WORK REQUIRED:
Repeat the data below line for line, without changing anything, and leave out the pictures.
── DATASET EXTRACT ──
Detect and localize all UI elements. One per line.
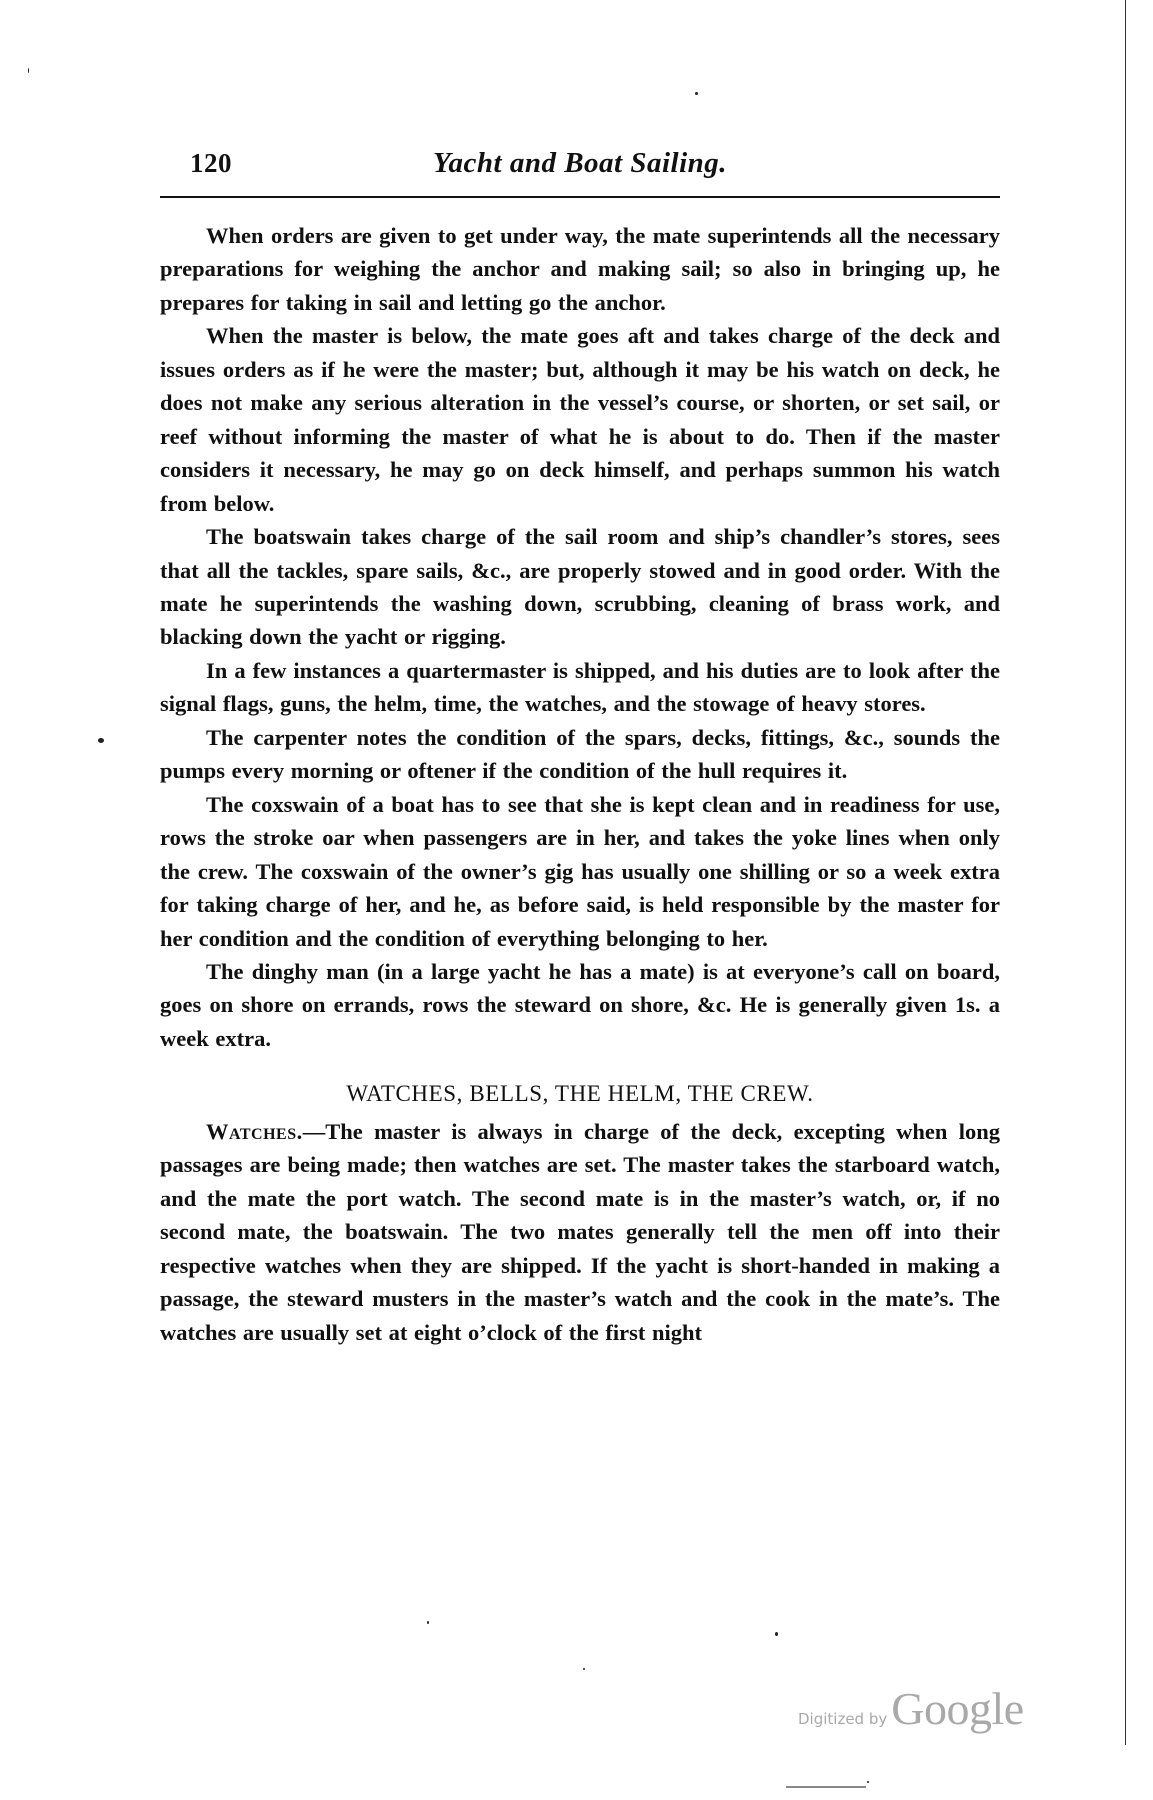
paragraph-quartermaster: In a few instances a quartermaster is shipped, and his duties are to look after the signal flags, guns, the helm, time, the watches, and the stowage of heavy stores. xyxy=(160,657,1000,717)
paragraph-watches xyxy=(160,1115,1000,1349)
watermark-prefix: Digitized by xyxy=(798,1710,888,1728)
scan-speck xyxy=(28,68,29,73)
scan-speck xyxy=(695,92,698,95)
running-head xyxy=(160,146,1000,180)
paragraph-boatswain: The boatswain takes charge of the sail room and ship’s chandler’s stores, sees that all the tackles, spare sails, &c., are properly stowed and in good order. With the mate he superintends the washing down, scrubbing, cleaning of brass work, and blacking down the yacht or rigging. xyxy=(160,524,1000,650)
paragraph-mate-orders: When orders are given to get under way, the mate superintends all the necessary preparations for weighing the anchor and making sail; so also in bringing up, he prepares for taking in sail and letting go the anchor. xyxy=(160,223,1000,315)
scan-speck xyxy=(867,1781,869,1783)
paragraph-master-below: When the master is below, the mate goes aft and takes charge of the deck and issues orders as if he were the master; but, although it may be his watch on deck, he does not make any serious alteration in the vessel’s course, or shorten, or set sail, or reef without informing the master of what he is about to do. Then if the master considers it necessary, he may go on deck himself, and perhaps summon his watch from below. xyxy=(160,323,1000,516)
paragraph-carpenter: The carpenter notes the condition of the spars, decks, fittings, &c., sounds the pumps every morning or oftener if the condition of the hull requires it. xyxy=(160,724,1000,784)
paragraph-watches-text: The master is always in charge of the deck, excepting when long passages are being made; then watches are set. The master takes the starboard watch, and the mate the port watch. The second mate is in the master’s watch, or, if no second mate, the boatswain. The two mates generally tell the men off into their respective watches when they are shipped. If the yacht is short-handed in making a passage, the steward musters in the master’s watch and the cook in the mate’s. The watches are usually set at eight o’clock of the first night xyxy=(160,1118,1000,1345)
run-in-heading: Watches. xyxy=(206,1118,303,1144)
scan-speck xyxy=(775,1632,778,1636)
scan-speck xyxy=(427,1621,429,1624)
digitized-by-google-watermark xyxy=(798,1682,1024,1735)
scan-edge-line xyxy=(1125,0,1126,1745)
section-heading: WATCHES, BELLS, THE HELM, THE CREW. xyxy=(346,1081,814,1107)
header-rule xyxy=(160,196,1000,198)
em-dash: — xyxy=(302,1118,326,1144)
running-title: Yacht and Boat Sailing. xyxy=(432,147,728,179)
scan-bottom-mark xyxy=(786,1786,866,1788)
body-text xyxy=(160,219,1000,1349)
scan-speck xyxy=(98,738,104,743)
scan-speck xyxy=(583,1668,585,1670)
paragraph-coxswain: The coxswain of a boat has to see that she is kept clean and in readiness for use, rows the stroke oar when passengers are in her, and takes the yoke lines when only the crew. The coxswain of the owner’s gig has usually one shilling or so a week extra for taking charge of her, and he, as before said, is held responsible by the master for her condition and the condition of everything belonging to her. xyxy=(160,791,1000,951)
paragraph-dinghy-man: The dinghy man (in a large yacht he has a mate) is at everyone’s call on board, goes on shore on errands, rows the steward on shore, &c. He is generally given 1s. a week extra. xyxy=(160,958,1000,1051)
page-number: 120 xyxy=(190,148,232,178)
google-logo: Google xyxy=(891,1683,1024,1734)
───
TASK ANSWER:
Detect and localize all UI elements. One per line.
paragraph-quartermaster: In a few instances a quartermaster is shipped, and his duties are to look after the signal flags, guns, the helm, time, the watches, and the stowage of heavy stores. xyxy=(160,657,1000,717)
paragraph-watches xyxy=(160,1115,1000,1349)
watermark-prefix: Digitized by xyxy=(798,1710,888,1728)
scan-speck xyxy=(28,68,29,73)
scan-speck xyxy=(695,92,698,95)
running-head xyxy=(160,146,1000,180)
paragraph-boatswain: The boatswain takes charge of the sail room and ship’s chandler’s stores, sees that all the tackles, spare sails, &c., are properly stowed and in good order. With the mate he superintends the washing down, scrubbing, cleaning of brass work, and blacking down the yacht or rigging. xyxy=(160,524,1000,650)
paragraph-mate-orders: When orders are given to get under way, the mate superintends all the necessary preparations for weighing the anchor and making sail; so also in bringing up, he prepares for taking in sail and letting go the anchor. xyxy=(160,223,1000,315)
scan-speck xyxy=(867,1781,869,1783)
paragraph-master-below: When the master is below, the mate goes aft and takes charge of the deck and issues orders as if he were the master; but, although it may be his watch on deck, he does not make any serious alteration in the vessel’s course, or shorten, or set sail, or reef without informing the master of what he is about to do. Then if the master considers it necessary, he may go on deck himself, and perhaps summon his watch from below. xyxy=(160,323,1000,516)
paragraph-carpenter: The carpenter notes the condition of the spars, decks, fittings, &c., sounds the pumps every morning or oftener if the condition of the hull requires it. xyxy=(160,724,1000,784)
paragraph-watches-text: The master is always in charge of the deck, excepting when long passages are being made; then watches are set. The master takes the starboard watch, and the mate the port watch. The second mate is in the master’s watch, or, if no second mate, the boatswain. The two mates generally tell the men off into their respective watches when they are shipped. If the yacht is short-handed in making a passage, the steward musters in the master’s watch and the cook in the mate’s. The watches are usually set at eight o’clock of the first night xyxy=(160,1118,1000,1345)
run-in-heading: Watches. xyxy=(206,1118,303,1144)
scan-speck xyxy=(775,1632,778,1636)
scan-speck xyxy=(427,1621,429,1624)
digitized-by-google-watermark xyxy=(798,1682,1024,1735)
scan-edge-line xyxy=(1125,0,1126,1745)
section-heading: WATCHES, BELLS, THE HELM, THE CREW. xyxy=(346,1081,814,1107)
header-rule xyxy=(160,196,1000,198)
em-dash: — xyxy=(302,1118,326,1144)
running-title: Yacht and Boat Sailing. xyxy=(432,147,728,179)
scan-bottom-mark xyxy=(786,1786,866,1788)
body-text xyxy=(160,219,1000,1349)
scan-speck xyxy=(98,738,104,743)
scan-speck xyxy=(583,1668,585,1670)
paragraph-coxswain: The coxswain of a boat has to see that she is kept clean and in readiness for use, rows the stroke oar when passengers are in her, and takes the yoke lines when only the crew. The coxswain of the owner’s gig has usually one shilling or so a week extra for taking charge of her, and he, as before said, is held responsible by the master for her condition and the condition of everything belonging to her. xyxy=(160,791,1000,951)
paragraph-dinghy-man: The dinghy man (in a large yacht he has a mate) is at everyone’s call on board, goes on shore on errands, rows the steward on shore, &c. He is generally given 1s. a week extra. xyxy=(160,958,1000,1051)
page-number: 120 xyxy=(190,148,232,178)
google-logo: Google xyxy=(891,1683,1024,1734)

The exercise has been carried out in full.